→ **BRIEF**
Copy the records below exactly as they appear.

→ **Stored entries**
-*-*-

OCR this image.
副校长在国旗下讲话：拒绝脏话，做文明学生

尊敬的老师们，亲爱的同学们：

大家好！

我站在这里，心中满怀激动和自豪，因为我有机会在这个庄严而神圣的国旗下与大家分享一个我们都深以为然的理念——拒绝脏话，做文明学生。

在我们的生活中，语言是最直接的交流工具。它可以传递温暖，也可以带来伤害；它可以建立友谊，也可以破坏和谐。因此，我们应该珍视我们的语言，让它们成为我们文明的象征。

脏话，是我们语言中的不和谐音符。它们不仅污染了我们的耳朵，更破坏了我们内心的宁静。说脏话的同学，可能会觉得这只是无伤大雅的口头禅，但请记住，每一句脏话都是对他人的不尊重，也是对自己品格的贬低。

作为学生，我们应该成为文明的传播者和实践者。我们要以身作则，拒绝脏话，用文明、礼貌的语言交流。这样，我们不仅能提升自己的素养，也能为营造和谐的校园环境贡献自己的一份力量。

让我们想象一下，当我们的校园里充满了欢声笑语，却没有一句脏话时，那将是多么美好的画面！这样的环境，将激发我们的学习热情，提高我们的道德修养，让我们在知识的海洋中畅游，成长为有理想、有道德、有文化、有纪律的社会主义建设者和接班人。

-*-*-

→ **RESULT BELOW**
OCR this image.
副校长在国旗下讲话：拒绝脏话，做文明学生

尊敬的老师们，亲爱的同学们：

大家好！

我站在这里，心中满怀激动和自豪，因为我有机会在这个庄严而神圣的国旗下与大家分享一个我们都深以为然的理念——拒绝脏话，做文明学生。

在我们的生活中，语言是最直接的交流工具。它可以传递温暖，也可以带来伤害；它可以建立友谊，也可以破坏和谐。因此，我们应该珍视我们的语言，让它们成为我们文明的象征。

脏话，是我们语言中的不和谐音符。它们不仅污染了我们的耳朵，更破坏了我们内心的宁静。说脏话的同学，可能会觉得这只是无伤大雅的口头禅，但请记住，每一句脏话都是对他人的不尊重，也是对自己品格的贬低。

作为学生，我们应该成为文明的传播者和实践者。我们要以身作则，拒绝脏话，用文明、礼貌的语言交流。这样，我们不仅能提升自己的素养，也能为营造和谐的校园环境贡献自己的一份力量。

让我们想象一下，当我们的校园里充满了欢声笑语，却没有一句脏话时，那将是多么美好的画面！这样的环境，将激发我们的学习热情，提高我们的道德修养，让我们在知识的海洋中畅游，成长为有理想、有道德、有文化、有纪律的社会主义建设者和接班人。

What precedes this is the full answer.